» GOAL
Each line containing the word "structured" needs to be copied.

[Dataset listings of figures]
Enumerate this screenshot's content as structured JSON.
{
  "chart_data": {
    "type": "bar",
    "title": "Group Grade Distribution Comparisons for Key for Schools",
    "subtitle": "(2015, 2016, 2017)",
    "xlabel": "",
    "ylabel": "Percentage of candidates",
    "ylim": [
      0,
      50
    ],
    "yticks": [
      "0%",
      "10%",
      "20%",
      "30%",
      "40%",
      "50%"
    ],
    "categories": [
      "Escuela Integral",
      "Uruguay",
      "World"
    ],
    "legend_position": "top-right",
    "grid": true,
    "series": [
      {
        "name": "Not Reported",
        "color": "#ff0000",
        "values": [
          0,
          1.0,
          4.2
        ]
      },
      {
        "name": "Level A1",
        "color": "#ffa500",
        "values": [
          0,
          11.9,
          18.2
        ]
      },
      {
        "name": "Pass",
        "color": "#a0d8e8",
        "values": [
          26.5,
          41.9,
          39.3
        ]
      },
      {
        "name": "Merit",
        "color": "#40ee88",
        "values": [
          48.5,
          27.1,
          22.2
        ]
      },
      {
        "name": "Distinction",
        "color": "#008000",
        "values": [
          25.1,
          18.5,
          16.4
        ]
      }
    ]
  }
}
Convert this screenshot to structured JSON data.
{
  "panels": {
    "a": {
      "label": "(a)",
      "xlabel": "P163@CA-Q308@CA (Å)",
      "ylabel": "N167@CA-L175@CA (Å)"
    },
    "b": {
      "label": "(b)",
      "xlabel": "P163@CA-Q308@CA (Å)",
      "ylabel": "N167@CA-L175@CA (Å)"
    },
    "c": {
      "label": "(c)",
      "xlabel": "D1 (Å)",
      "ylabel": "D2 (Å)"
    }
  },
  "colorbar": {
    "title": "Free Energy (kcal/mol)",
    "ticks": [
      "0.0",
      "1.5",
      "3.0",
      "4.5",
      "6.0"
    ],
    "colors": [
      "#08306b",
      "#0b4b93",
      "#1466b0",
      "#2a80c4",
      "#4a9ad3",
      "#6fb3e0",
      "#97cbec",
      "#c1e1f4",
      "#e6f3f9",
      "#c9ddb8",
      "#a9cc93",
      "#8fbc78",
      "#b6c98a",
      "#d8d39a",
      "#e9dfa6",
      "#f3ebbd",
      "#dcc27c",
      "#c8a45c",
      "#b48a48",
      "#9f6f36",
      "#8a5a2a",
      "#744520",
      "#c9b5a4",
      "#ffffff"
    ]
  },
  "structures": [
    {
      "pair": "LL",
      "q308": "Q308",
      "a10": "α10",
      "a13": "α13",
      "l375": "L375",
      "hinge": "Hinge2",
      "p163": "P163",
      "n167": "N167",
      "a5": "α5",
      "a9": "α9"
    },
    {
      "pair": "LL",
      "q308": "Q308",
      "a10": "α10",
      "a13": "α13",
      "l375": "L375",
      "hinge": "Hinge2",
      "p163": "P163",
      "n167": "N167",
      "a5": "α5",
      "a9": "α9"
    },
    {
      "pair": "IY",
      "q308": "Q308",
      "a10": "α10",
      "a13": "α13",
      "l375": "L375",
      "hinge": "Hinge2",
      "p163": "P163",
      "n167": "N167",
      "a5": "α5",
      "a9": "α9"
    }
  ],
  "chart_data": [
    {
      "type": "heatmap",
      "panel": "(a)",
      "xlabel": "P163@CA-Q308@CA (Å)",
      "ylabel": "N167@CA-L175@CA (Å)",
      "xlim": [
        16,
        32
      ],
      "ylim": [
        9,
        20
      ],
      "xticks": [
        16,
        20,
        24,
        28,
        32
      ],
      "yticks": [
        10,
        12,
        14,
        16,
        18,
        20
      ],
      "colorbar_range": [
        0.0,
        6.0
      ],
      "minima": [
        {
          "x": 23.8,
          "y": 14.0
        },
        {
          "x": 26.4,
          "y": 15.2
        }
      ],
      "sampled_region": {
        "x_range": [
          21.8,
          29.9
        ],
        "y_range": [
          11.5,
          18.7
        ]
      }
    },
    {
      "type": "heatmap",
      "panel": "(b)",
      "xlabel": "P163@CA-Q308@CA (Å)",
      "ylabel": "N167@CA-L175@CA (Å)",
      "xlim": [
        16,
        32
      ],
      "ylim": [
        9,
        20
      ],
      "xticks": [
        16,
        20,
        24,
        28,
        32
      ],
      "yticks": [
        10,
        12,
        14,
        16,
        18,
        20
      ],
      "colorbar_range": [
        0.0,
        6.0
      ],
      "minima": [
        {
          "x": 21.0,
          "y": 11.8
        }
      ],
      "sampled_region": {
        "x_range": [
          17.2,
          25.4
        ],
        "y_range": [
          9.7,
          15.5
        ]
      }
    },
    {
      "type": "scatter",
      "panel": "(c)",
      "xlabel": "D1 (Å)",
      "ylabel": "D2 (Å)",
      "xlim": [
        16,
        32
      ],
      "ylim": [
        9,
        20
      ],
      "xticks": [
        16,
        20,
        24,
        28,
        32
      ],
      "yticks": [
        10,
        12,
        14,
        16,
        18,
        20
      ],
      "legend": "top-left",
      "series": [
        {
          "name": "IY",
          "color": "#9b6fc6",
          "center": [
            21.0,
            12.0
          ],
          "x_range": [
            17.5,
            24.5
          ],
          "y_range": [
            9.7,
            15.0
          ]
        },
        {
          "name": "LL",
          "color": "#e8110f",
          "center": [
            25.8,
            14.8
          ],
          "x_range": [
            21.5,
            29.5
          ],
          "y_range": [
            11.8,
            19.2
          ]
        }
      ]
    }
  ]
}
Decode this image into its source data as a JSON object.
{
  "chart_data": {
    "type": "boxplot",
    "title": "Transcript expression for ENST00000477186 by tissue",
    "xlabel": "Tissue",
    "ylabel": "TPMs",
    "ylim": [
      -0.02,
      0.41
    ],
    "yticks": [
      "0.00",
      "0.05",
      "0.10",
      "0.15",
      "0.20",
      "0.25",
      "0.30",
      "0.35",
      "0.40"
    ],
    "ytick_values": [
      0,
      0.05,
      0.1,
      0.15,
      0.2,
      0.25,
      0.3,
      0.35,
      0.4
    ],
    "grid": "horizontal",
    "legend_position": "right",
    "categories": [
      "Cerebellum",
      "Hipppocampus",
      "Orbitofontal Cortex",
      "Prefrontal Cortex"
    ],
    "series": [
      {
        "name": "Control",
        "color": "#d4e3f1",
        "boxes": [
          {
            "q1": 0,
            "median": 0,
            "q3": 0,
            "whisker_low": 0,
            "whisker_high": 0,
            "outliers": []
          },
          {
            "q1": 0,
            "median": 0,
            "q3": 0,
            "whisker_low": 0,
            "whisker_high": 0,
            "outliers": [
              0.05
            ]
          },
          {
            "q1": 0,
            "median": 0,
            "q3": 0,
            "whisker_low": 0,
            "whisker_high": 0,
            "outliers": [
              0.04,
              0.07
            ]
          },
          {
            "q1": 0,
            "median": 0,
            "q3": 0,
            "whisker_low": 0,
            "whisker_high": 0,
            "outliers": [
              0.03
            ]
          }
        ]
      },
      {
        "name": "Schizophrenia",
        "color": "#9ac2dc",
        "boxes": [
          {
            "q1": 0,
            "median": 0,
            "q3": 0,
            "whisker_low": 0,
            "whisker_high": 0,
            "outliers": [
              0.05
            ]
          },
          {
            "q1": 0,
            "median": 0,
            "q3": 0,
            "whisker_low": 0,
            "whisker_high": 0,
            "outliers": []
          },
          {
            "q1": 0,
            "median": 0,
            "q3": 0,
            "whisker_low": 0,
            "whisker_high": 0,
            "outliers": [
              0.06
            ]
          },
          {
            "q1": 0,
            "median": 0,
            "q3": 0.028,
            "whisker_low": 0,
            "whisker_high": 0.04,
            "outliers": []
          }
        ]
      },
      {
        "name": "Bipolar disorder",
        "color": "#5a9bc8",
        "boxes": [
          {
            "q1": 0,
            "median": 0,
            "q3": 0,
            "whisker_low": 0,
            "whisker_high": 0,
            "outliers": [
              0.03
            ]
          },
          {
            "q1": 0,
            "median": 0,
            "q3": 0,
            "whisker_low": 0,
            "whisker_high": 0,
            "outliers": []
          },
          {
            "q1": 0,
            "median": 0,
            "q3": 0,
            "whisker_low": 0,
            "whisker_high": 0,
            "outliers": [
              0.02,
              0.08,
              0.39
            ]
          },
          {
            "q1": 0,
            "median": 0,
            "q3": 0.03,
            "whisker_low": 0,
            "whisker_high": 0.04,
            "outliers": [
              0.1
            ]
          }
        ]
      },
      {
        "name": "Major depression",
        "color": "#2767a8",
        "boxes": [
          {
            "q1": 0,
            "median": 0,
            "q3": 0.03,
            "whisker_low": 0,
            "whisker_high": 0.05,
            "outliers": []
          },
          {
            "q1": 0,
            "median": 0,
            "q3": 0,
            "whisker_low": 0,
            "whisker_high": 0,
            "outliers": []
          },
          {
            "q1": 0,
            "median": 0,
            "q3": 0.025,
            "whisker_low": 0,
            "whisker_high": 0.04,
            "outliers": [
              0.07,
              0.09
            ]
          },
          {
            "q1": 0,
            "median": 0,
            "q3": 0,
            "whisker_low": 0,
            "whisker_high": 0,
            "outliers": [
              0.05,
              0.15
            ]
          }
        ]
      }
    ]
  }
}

» ANSWER TO THE PROBLEM
Enumerate this screenshot's content as structured JSON.
Convert this screenshot to structured JSON data.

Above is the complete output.